[Page segmentation data]

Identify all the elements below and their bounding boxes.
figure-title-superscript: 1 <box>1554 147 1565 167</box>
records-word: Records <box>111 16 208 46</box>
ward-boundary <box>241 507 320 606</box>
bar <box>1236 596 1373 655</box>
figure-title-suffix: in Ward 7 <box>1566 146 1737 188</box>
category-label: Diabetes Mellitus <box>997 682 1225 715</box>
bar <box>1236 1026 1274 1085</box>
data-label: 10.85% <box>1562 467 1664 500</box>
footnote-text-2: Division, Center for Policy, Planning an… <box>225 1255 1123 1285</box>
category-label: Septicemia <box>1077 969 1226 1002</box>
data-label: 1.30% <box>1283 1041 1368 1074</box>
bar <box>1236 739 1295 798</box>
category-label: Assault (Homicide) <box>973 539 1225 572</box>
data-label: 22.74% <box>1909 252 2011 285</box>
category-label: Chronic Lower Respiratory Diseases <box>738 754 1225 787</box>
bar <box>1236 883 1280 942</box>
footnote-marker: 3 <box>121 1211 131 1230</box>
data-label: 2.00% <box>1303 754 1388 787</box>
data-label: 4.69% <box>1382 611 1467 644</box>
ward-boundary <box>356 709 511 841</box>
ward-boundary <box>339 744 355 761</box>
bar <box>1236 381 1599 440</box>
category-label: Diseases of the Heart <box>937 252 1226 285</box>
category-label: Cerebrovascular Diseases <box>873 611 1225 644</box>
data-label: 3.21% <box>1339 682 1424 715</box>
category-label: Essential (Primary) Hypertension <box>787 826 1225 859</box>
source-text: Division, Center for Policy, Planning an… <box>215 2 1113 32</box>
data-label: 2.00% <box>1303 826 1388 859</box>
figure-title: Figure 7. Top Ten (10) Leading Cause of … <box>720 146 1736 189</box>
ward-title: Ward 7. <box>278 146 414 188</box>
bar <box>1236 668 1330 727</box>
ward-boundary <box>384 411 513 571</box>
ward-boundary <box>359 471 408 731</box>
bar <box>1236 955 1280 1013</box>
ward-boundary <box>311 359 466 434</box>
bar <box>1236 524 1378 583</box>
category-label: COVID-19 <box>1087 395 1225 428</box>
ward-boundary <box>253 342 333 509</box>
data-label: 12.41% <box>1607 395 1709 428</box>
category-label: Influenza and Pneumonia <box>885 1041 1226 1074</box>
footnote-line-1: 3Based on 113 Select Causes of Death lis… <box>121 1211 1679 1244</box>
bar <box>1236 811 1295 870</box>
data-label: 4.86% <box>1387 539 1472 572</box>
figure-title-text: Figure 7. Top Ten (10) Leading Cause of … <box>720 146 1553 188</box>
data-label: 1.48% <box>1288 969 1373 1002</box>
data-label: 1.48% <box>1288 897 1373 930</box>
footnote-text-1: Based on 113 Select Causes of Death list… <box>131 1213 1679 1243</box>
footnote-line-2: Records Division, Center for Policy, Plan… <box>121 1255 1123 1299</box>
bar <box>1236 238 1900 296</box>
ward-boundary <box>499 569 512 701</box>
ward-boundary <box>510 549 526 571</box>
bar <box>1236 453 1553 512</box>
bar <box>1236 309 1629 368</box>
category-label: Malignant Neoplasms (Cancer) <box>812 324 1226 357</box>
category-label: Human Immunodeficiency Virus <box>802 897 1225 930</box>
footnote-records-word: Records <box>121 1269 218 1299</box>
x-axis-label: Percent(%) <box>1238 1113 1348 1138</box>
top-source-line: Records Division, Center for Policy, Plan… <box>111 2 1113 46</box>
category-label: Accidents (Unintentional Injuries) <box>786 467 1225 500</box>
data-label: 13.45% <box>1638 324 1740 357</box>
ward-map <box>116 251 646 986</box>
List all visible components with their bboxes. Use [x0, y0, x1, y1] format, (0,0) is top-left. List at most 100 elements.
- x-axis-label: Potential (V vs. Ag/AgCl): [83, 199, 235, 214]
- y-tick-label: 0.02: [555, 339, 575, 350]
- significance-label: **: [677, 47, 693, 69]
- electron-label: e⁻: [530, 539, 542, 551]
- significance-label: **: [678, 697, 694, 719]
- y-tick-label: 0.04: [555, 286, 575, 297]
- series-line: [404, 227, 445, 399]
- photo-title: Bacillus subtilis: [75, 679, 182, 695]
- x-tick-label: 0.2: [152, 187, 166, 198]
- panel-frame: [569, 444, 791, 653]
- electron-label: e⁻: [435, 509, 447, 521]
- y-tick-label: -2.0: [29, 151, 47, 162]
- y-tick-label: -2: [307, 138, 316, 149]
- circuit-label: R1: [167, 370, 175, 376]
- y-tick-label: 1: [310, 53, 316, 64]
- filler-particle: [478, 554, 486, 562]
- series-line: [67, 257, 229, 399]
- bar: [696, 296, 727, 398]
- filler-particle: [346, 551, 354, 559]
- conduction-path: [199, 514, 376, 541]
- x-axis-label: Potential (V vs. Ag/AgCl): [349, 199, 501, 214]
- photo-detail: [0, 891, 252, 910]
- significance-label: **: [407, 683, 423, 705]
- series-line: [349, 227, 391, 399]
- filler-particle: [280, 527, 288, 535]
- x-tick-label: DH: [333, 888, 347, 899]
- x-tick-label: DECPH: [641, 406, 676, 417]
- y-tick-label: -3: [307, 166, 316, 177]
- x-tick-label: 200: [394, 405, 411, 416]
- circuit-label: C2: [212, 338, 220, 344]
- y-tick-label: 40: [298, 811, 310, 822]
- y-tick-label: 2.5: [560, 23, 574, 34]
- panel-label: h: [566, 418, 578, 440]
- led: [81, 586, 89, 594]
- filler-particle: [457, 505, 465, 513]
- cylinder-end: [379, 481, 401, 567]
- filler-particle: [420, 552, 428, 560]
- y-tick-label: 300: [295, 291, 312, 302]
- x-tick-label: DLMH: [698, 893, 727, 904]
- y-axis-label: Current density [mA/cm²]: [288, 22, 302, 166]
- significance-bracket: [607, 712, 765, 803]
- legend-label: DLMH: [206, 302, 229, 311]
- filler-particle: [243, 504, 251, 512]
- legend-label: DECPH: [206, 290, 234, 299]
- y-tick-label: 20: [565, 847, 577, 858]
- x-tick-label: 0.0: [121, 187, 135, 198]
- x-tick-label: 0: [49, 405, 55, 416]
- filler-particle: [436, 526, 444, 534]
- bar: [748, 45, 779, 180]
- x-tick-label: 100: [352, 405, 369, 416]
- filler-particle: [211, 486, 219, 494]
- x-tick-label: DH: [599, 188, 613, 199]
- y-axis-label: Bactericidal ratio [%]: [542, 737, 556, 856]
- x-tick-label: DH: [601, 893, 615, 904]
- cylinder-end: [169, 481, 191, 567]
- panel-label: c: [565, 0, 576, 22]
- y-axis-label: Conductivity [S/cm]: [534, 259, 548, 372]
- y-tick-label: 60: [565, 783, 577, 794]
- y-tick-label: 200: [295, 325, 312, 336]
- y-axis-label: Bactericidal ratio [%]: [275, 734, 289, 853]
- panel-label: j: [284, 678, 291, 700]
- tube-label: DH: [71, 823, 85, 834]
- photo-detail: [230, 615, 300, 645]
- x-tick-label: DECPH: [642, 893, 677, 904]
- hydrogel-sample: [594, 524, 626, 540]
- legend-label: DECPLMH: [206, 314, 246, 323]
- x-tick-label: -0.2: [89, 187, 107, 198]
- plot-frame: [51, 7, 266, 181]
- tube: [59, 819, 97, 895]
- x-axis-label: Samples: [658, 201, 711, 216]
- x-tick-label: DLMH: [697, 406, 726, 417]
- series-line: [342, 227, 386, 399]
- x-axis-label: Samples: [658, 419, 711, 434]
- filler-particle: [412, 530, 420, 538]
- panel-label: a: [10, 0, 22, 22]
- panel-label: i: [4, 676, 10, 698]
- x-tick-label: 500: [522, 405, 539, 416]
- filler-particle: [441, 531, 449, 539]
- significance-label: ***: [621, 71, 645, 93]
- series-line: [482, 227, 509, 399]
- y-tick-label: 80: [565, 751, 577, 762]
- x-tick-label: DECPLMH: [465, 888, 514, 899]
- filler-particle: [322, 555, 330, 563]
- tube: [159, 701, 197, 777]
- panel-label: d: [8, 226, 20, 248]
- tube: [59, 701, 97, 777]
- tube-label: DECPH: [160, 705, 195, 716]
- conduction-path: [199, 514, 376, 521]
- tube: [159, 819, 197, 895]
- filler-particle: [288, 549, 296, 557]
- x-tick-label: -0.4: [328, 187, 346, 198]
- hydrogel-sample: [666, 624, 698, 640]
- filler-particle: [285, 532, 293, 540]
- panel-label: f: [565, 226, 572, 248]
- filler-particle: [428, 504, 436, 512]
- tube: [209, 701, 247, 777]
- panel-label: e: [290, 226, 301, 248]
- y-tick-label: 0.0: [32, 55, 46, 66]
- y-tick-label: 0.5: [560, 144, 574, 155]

◆ **Aim of the task**: Across the records above, return every line that contains the word "Policy".

◆ **Answer space**:
footnote-text-2: Division, Center for Policy, Planning an… <box>225 1255 1123 1285</box>
source-text: Division, Center for Policy, Planning an… <box>215 2 1113 32</box>
footnote-line-2: Records Division, Center for Policy, Plan… <box>121 1255 1123 1299</box>
top-source-line: Records Division, Center for Policy, Plan… <box>111 2 1113 46</box>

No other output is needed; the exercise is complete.